EXERCISE MATERIAL start
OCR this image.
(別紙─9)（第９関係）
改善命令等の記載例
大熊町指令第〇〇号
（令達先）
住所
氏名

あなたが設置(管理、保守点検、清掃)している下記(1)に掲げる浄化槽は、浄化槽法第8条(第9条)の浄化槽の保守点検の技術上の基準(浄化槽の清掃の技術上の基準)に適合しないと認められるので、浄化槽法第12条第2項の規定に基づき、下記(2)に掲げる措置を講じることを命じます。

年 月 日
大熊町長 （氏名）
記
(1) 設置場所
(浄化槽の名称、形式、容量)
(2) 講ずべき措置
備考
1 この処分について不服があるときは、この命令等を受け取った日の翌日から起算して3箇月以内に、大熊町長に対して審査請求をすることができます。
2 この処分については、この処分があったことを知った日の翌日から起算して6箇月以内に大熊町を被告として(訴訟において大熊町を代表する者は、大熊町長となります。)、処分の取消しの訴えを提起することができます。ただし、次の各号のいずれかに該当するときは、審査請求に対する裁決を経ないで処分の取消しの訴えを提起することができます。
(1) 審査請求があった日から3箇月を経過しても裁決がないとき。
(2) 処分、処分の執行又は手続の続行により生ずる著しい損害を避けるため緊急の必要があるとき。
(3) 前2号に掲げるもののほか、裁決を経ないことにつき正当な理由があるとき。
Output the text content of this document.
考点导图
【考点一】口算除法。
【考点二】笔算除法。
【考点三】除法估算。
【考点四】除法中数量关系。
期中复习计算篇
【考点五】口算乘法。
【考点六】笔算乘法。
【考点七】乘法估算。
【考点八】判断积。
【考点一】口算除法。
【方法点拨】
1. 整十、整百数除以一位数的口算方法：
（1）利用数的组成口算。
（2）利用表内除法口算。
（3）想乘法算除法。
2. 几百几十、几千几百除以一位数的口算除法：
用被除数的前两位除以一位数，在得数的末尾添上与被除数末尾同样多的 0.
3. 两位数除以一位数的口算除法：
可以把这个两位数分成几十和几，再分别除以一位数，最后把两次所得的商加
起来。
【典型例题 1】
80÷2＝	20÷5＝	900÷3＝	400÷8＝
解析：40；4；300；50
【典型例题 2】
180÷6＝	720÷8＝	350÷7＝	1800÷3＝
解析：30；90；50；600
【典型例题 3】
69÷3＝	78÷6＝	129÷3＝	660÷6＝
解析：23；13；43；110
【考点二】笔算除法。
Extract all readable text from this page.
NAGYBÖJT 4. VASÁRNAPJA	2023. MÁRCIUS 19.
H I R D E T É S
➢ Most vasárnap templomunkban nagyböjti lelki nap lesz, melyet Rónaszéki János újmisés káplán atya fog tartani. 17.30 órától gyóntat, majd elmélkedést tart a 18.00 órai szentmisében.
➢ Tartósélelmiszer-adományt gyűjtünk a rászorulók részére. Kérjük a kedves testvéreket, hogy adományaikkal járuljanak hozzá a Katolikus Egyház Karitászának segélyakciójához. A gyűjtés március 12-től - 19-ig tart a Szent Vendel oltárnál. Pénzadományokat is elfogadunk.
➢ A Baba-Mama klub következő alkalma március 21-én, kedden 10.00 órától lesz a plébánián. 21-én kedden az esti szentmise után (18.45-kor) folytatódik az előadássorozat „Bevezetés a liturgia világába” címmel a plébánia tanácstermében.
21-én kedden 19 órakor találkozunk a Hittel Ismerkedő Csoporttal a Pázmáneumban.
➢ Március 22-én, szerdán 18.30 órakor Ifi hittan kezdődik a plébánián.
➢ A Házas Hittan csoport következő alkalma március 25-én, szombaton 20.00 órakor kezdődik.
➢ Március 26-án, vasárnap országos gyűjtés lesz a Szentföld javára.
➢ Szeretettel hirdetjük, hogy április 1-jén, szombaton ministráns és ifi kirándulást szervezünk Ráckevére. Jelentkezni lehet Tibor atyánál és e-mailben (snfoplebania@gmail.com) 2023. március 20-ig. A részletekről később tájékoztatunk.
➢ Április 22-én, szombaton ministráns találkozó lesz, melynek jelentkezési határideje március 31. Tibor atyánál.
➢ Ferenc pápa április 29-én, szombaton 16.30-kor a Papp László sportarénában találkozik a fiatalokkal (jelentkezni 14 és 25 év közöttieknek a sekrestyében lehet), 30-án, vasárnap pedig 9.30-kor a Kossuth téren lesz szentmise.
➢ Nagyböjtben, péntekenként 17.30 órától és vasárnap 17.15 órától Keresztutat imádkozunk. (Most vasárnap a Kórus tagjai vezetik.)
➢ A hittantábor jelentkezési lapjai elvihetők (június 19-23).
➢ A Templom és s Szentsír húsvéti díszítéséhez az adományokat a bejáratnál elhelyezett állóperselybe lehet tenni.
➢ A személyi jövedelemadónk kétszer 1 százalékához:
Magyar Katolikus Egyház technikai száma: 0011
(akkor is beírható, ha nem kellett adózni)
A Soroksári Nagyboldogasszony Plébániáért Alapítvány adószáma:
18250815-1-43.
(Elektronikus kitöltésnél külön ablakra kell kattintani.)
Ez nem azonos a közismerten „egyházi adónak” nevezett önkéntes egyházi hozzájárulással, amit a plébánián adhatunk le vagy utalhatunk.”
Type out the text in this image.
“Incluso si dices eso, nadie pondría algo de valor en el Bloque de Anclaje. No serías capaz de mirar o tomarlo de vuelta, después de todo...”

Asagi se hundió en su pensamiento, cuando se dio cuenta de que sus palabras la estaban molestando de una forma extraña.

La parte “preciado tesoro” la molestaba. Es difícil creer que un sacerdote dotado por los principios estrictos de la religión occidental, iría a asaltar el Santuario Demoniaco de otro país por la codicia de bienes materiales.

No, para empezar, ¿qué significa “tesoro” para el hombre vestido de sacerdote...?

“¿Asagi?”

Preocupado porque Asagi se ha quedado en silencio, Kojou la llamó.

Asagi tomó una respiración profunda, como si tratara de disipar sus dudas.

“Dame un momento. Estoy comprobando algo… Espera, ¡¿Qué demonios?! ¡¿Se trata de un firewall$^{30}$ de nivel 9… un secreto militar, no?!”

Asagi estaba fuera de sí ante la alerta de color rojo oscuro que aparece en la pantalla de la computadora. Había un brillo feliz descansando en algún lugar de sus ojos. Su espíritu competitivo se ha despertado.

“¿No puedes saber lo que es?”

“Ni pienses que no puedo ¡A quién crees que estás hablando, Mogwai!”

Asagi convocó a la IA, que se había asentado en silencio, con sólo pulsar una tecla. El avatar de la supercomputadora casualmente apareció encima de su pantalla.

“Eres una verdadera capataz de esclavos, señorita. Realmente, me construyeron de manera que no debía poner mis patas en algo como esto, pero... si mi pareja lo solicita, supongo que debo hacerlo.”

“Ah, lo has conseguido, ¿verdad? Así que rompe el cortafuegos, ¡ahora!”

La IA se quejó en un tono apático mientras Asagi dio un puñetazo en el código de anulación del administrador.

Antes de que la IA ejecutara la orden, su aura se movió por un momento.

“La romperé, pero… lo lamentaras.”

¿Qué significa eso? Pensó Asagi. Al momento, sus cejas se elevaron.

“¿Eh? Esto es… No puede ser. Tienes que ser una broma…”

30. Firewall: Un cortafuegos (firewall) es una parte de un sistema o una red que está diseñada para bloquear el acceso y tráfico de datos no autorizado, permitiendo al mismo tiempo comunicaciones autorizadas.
EXERCISE MATERIAL end
OBJECTIVE:
Among the entries above, how many lines include the word "Tibor"? Give the number with no comment.

SOLUTION FOR THIS EXERCISE:
2